#### Material for this exercise:
***
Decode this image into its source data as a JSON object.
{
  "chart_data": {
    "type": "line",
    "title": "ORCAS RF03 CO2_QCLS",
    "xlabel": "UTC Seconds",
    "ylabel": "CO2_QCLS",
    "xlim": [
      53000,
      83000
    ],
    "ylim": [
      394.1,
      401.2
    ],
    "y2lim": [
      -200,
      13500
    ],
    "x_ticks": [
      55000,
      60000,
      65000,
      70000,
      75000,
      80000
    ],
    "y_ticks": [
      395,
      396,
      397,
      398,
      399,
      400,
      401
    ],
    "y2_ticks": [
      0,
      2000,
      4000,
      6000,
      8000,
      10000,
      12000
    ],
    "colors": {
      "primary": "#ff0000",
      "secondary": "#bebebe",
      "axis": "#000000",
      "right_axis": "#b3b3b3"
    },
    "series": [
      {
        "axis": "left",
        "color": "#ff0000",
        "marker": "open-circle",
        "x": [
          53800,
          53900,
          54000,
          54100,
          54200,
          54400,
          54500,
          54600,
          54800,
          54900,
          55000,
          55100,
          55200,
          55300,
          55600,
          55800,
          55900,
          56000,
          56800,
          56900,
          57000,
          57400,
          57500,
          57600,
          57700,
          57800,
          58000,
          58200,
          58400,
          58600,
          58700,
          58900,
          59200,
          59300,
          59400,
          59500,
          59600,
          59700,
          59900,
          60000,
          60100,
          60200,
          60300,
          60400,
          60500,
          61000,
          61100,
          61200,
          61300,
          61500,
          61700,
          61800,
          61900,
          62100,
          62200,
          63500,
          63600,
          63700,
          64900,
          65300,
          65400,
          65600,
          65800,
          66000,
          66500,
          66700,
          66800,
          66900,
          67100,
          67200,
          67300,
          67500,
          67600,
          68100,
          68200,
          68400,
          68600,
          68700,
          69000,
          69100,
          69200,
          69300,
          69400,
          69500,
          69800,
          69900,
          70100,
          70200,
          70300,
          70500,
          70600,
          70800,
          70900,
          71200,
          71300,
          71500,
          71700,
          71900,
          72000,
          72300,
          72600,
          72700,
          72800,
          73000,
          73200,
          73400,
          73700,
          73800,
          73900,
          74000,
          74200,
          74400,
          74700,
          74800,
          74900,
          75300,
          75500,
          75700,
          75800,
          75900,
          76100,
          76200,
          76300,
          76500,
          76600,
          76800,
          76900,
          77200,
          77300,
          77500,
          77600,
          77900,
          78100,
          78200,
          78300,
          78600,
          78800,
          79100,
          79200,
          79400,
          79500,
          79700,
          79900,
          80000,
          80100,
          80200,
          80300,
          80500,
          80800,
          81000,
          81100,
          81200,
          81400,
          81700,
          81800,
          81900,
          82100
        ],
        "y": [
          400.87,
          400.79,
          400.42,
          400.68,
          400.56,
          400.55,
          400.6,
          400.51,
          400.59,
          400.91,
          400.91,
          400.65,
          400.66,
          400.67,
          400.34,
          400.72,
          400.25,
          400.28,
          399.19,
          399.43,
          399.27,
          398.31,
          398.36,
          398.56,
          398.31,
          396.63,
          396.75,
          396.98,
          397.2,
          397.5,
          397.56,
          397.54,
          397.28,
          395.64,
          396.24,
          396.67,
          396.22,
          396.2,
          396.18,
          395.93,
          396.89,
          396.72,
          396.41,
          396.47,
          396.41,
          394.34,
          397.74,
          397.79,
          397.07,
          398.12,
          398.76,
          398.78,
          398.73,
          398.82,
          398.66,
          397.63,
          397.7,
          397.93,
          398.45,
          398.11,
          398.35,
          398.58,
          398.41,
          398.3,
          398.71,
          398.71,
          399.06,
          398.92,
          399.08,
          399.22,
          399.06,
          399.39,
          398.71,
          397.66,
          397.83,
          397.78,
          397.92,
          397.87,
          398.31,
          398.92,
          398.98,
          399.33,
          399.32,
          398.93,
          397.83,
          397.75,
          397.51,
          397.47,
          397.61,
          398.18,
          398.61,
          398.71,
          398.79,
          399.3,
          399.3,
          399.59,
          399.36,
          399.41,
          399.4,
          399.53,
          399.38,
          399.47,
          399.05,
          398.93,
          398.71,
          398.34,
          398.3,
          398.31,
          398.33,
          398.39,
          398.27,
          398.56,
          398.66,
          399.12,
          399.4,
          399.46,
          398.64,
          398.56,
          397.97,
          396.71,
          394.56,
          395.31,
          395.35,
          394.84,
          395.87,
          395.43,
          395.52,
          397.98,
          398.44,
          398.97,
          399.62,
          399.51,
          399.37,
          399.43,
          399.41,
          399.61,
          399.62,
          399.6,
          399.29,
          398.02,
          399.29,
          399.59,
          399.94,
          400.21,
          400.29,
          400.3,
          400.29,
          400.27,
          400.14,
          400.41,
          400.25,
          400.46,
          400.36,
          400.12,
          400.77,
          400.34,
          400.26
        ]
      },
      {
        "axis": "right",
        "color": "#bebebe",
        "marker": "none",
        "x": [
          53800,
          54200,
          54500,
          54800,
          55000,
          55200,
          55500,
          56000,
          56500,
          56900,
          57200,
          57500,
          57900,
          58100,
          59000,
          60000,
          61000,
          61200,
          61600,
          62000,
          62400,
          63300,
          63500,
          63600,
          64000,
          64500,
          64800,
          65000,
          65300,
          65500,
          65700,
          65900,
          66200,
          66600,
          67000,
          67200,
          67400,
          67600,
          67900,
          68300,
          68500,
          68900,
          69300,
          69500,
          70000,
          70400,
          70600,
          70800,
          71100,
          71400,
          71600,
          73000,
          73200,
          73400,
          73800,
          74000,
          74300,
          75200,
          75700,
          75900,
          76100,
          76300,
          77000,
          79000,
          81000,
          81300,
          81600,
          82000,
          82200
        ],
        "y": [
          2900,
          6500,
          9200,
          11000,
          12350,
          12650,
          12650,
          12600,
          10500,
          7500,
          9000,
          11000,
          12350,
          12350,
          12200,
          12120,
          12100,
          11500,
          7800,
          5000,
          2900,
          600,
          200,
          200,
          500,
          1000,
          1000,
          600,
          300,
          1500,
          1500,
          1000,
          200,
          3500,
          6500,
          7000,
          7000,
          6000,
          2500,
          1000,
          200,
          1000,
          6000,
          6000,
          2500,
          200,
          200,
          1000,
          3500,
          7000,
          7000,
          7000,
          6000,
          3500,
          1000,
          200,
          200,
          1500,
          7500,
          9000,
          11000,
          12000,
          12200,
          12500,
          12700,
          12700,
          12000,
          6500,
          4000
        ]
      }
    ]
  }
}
***
#### Given instruction:
Copy each record from above without leaving any out.

#### Full answer:
Decode this image into its source data as a JSON object.
{
  "chart_data": {
    "type": "line",
    "title": "ORCAS RF03 CO2_QCLS",
    "xlabel": "UTC Seconds",
    "ylabel": "CO2_QCLS",
    "xlim": [
      53000,
      83000
    ],
    "ylim": [
      394.1,
      401.2
    ],
    "y2lim": [
      -200,
      13500
    ],
    "x_ticks": [
      55000,
      60000,
      65000,
      70000,
      75000,
      80000
    ],
    "y_ticks": [
      395,
      396,
      397,
      398,
      399,
      400,
      401
    ],
    "y2_ticks": [
      0,
      2000,
      4000,
      6000,
      8000,
      10000,
      12000
    ],
    "colors": {
      "primary": "#ff0000",
      "secondary": "#bebebe",
      "axis": "#000000",
      "right_axis": "#b3b3b3"
    },
    "series": [
      {
        "axis": "left",
        "color": "#ff0000",
        "marker": "open-circle",
        "x": [
          53800,
          53900,
          54000,
          54100,
          54200,
          54400,
          54500,
          54600,
          54800,
          54900,
          55000,
          55100,
          55200,
          55300,
          55600,
          55800,
          55900,
          56000,
          56800,
          56900,
          57000,
          57400,
          57500,
          57600,
          57700,
          57800,
          58000,
          58200,
          58400,
          58600,
          58700,
          58900,
          59200,
          59300,
          59400,
          59500,
          59600,
          59700,
          59900,
          60000,
          60100,
          60200,
          60300,
          60400,
          60500,
          61000,
          61100,
          61200,
          61300,
          61500,
          61700,
          61800,
          61900,
          62100,
          62200,
          63500,
          63600,
          63700,
          64900,
          65300,
          65400,
          65600,
          65800,
          66000,
          66500,
          66700,
          66800,
          66900,
          67100,
          67200,
          67300,
          67500,
          67600,
          68100,
          68200,
          68400,
          68600,
          68700,
          69000,
          69100,
          69200,
          69300,
          69400,
          69500,
          69800,
          69900,
          70100,
          70200,
          70300,
          70500,
          70600,
          70800,
          70900,
          71200,
          71300,
          71500,
          71700,
          71900,
          72000,
          72300,
          72600,
          72700,
          72800,
          73000,
          73200,
          73400,
          73700,
          73800,
          73900,
          74000,
          74200,
          74400,
          74700,
          74800,
          74900,
          75300,
          75500,
          75700,
          75800,
          75900,
          76100,
          76200,
          76300,
          76500,
          76600,
          76800,
          76900,
          77200,
          77300,
          77500,
          77600,
          77900,
          78100,
          78200,
          78300,
          78600,
          78800,
          79100,
          79200,
          79400,
          79500,
          79700,
          79900,
          80000,
          80100,
          80200,
          80300,
          80500,
          80800,
          81000,
          81100,
          81200,
          81400,
          81700,
          81800,
          81900,
          82100
        ],
        "y": [
          400.87,
          400.79,
          400.42,
          400.68,
          400.56,
          400.55,
          400.6,
          400.51,
          400.59,
          400.91,
          400.91,
          400.65,
          400.66,
          400.67,
          400.34,
          400.72,
          400.25,
          400.28,
          399.19,
          399.43,
          399.27,
          398.31,
          398.36,
          398.56,
          398.31,
          396.63,
          396.75,
          396.98,
          397.2,
          397.5,
          397.56,
          397.54,
          397.28,
          395.64,
          396.24,
          396.67,
          396.22,
          396.2,
          396.18,
          395.93,
          396.89,
          396.72,
          396.41,
          396.47,
          396.41,
          394.34,
          397.74,
          397.79,
          397.07,
          398.12,
          398.76,
          398.78,
          398.73,
          398.82,
          398.66,
          397.63,
          397.7,
          397.93,
          398.45,
          398.11,
          398.35,
          398.58,
          398.41,
          398.3,
          398.71,
          398.71,
          399.06,
          398.92,
          399.08,
          399.22,
          399.06,
          399.39,
          398.71,
          397.66,
          397.83,
          397.78,
          397.92,
          397.87,
          398.31,
          398.92,
          398.98,
          399.33,
          399.32,
          398.93,
          397.83,
          397.75,
          397.51,
          397.47,
          397.61,
          398.18,
          398.61,
          398.71,
          398.79,
          399.3,
          399.3,
          399.59,
          399.36,
          399.41,
          399.4,
          399.53,
          399.38,
          399.47,
          399.05,
          398.93,
          398.71,
          398.34,
          398.3,
          398.31,
          398.33,
          398.39,
          398.27,
          398.56,
          398.66,
          399.12,
          399.4,
          399.46,
          398.64,
          398.56,
          397.97,
          396.71,
          394.56,
          395.31,
          395.35,
          394.84,
          395.87,
          395.43,
          395.52,
          397.98,
          398.44,
          398.97,
          399.62,
          399.51,
          399.37,
          399.43,
          399.41,
          399.61,
          399.62,
          399.6,
          399.29,
          398.02,
          399.29,
          399.59,
          399.94,
          400.21,
          400.29,
          400.3,
          400.29,
          400.27,
          400.14,
          400.41,
          400.25,
          400.46,
          400.36,
          400.12,
          400.77,
          400.34,
          400.26
        ]
      },
      {
        "axis": "right",
        "color": "#bebebe",
        "marker": "none",
        "x": [
          53800,
          54200,
          54500,
          54800,
          55000,
          55200,
          55500,
          56000,
          56500,
          56900,
          57200,
          57500,
          57900,
          58100,
          59000,
          60000,
          61000,
          61200,
          61600,
          62000,
          62400,
          63300,
          63500,
          63600,
          64000,
          64500,
          64800,
          65000,
          65300,
          65500,
          65700,
          65900,
          66200,
          66600,
          67000,
          67200,
          67400,
          67600,
          67900,
          68300,
          68500,
          68900,
          69300,
          69500,
          70000,
          70400,
          70600,
          70800,
          71100,
          71400,
          71600,
          73000,
          73200,
          73400,
          73800,
          74000,
          74300,
          75200,
          75700,
          75900,
          76100,
          76300,
          77000,
          79000,
          81000,
          81300,
          81600,
          82000,
          82200
        ],
        "y": [
          2900,
          6500,
          9200,
          11000,
          12350,
          12650,
          12650,
          12600,
          10500,
          7500,
          9000,
          11000,
          12350,
          12350,
          12200,
          12120,
          12100,
          11500,
          7800,
          5000,
          2900,
          600,
          200,
          200,
          500,
          1000,
          1000,
          600,
          300,
          1500,
          1500,
          1000,
          200,
          3500,
          6500,
          7000,
          7000,
          6000,
          2500,
          1000,
          200,
          1000,
          6000,
          6000,
          2500,
          200,
          200,
          1000,
          3500,
          7000,
          7000,
          7000,
          6000,
          3500,
          1000,
          200,
          200,
          1500,
          7500,
          9000,
          11000,
          12000,
          12200,
          12500,
          12700,
          12700,
          12000,
          6500,
          4000
        ]
      }
    ]
  }
}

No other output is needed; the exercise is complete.